- **Given instruction**
Write out the data below in full. Keep it exact.

- **Materials provided**
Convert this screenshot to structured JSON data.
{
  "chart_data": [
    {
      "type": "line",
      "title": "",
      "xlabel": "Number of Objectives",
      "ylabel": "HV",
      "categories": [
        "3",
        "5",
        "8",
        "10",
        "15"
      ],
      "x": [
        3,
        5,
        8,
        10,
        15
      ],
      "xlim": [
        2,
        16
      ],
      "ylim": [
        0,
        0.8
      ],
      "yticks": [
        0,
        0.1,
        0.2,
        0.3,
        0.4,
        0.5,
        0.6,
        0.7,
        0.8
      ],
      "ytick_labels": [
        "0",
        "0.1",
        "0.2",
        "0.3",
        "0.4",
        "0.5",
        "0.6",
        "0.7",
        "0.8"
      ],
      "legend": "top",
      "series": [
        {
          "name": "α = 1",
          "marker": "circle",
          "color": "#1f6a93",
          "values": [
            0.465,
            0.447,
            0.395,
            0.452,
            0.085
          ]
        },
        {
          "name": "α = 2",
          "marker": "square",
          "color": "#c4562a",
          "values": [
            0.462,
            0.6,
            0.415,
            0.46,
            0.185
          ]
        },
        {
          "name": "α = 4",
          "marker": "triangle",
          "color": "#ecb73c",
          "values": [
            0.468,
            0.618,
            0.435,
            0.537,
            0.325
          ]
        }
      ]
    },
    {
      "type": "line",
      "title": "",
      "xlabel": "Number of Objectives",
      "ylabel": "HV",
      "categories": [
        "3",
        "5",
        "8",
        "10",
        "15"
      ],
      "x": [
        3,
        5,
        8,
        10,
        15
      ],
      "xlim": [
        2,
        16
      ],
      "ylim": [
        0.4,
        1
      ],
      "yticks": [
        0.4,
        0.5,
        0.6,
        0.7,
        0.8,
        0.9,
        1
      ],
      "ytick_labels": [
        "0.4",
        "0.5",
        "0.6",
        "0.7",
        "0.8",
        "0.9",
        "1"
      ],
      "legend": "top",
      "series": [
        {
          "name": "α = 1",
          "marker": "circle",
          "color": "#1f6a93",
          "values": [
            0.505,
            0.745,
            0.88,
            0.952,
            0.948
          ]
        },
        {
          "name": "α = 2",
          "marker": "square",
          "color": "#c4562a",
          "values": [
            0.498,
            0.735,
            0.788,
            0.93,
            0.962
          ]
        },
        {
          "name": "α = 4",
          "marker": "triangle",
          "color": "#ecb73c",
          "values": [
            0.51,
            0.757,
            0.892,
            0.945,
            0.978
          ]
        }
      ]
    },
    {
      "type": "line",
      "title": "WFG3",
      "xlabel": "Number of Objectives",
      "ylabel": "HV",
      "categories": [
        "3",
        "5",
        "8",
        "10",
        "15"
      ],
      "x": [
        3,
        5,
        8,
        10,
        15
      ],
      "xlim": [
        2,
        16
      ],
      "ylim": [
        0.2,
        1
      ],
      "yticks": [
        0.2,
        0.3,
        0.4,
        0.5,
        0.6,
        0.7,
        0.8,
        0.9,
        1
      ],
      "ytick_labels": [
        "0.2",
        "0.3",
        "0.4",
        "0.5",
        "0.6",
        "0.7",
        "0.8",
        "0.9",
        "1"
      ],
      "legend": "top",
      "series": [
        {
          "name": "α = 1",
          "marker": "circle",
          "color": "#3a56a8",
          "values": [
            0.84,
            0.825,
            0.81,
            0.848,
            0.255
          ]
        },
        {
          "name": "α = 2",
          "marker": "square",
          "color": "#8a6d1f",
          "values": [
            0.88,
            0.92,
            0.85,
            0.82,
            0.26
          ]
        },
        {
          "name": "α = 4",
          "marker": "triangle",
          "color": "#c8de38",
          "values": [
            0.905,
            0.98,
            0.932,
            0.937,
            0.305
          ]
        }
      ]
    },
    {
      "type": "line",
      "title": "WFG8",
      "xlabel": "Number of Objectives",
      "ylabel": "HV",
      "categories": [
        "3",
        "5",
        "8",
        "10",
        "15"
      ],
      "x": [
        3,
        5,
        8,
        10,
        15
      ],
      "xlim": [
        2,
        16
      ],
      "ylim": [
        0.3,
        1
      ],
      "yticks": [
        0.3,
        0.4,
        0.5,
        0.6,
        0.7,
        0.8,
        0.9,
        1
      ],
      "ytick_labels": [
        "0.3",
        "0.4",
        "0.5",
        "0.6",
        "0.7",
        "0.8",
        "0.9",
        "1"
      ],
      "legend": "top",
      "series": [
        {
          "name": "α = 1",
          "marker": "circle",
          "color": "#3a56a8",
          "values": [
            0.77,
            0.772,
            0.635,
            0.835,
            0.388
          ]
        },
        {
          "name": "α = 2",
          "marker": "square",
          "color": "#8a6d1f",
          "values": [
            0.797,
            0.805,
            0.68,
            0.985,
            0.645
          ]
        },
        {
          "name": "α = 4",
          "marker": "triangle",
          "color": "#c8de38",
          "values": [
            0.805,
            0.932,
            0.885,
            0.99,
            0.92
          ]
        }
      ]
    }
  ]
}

- **Full answer**
Convert this screenshot to structured JSON data.
{
  "chart_data": [
    {
      "type": "line",
      "title": "",
      "xlabel": "Number of Objectives",
      "ylabel": "HV",
      "categories": [
        "3",
        "5",
        "8",
        "10",
        "15"
      ],
      "x": [
        3,
        5,
        8,
        10,
        15
      ],
      "xlim": [
        2,
        16
      ],
      "ylim": [
        0,
        0.8
      ],
      "yticks": [
        0,
        0.1,
        0.2,
        0.3,
        0.4,
        0.5,
        0.6,
        0.7,
        0.8
      ],
      "ytick_labels": [
        "0",
        "0.1",
        "0.2",
        "0.3",
        "0.4",
        "0.5",
        "0.6",
        "0.7",
        "0.8"
      ],
      "legend": "top",
      "series": [
        {
          "name": "α = 1",
          "marker": "circle",
          "color": "#1f6a93",
          "values": [
            0.465,
            0.447,
            0.395,
            0.452,
            0.085
          ]
        },
        {
          "name": "α = 2",
          "marker": "square",
          "color": "#c4562a",
          "values": [
            0.462,
            0.6,
            0.415,
            0.46,
            0.185
          ]
        },
        {
          "name": "α = 4",
          "marker": "triangle",
          "color": "#ecb73c",
          "values": [
            0.468,
            0.618,
            0.435,
            0.537,
            0.325
          ]
        }
      ]
    },
    {
      "type": "line",
      "title": "",
      "xlabel": "Number of Objectives",
      "ylabel": "HV",
      "categories": [
        "3",
        "5",
        "8",
        "10",
        "15"
      ],
      "x": [
        3,
        5,
        8,
        10,
        15
      ],
      "xlim": [
        2,
        16
      ],
      "ylim": [
        0.4,
        1
      ],
      "yticks": [
        0.4,
        0.5,
        0.6,
        0.7,
        0.8,
        0.9,
        1
      ],
      "ytick_labels": [
        "0.4",
        "0.5",
        "0.6",
        "0.7",
        "0.8",
        "0.9",
        "1"
      ],
      "legend": "top",
      "series": [
        {
          "name": "α = 1",
          "marker": "circle",
          "color": "#1f6a93",
          "values": [
            0.505,
            0.745,
            0.88,
            0.952,
            0.948
          ]
        },
        {
          "name": "α = 2",
          "marker": "square",
          "color": "#c4562a",
          "values": [
            0.498,
            0.735,
            0.788,
            0.93,
            0.962
          ]
        },
        {
          "name": "α = 4",
          "marker": "triangle",
          "color": "#ecb73c",
          "values": [
            0.51,
            0.757,
            0.892,
            0.945,
            0.978
          ]
        }
      ]
    },
    {
      "type": "line",
      "title": "WFG3",
      "xlabel": "Number of Objectives",
      "ylabel": "HV",
      "categories": [
        "3",
        "5",
        "8",
        "10",
        "15"
      ],
      "x": [
        3,
        5,
        8,
        10,
        15
      ],
      "xlim": [
        2,
        16
      ],
      "ylim": [
        0.2,
        1
      ],
      "yticks": [
        0.2,
        0.3,
        0.4,
        0.5,
        0.6,
        0.7,
        0.8,
        0.9,
        1
      ],
      "ytick_labels": [
        "0.2",
        "0.3",
        "0.4",
        "0.5",
        "0.6",
        "0.7",
        "0.8",
        "0.9",
        "1"
      ],
      "legend": "top",
      "series": [
        {
          "name": "α = 1",
          "marker": "circle",
          "color": "#3a56a8",
          "values": [
            0.84,
            0.825,
            0.81,
            0.848,
            0.255
          ]
        },
        {
          "name": "α = 2",
          "marker": "square",
          "color": "#8a6d1f",
          "values": [
            0.88,
            0.92,
            0.85,
            0.82,
            0.26
          ]
        },
        {
          "name": "α = 4",
          "marker": "triangle",
          "color": "#c8de38",
          "values": [
            0.905,
            0.98,
            0.932,
            0.937,
            0.305
          ]
        }
      ]
    },
    {
      "type": "line",
      "title": "WFG8",
      "xlabel": "Number of Objectives",
      "ylabel": "HV",
      "categories": [
        "3",
        "5",
        "8",
        "10",
        "15"
      ],
      "x": [
        3,
        5,
        8,
        10,
        15
      ],
      "xlim": [
        2,
        16
      ],
      "ylim": [
        0.3,
        1
      ],
      "yticks": [
        0.3,
        0.4,
        0.5,
        0.6,
        0.7,
        0.8,
        0.9,
        1
      ],
      "ytick_labels": [
        "0.3",
        "0.4",
        "0.5",
        "0.6",
        "0.7",
        "0.8",
        "0.9",
        "1"
      ],
      "legend": "top",
      "series": [
        {
          "name": "α = 1",
          "marker": "circle",
          "color": "#3a56a8",
          "values": [
            0.77,
            0.772,
            0.635,
            0.835,
            0.388
          ]
        },
        {
          "name": "α = 2",
          "marker": "square",
          "color": "#8a6d1f",
          "values": [
            0.797,
            0.805,
            0.68,
            0.985,
            0.645
          ]
        },
        {
          "name": "α = 4",
          "marker": "triangle",
          "color": "#c8de38",
          "values": [
            0.805,
            0.932,
            0.885,
            0.99,
            0.92
          ]
        }
      ]
    }
  ]
}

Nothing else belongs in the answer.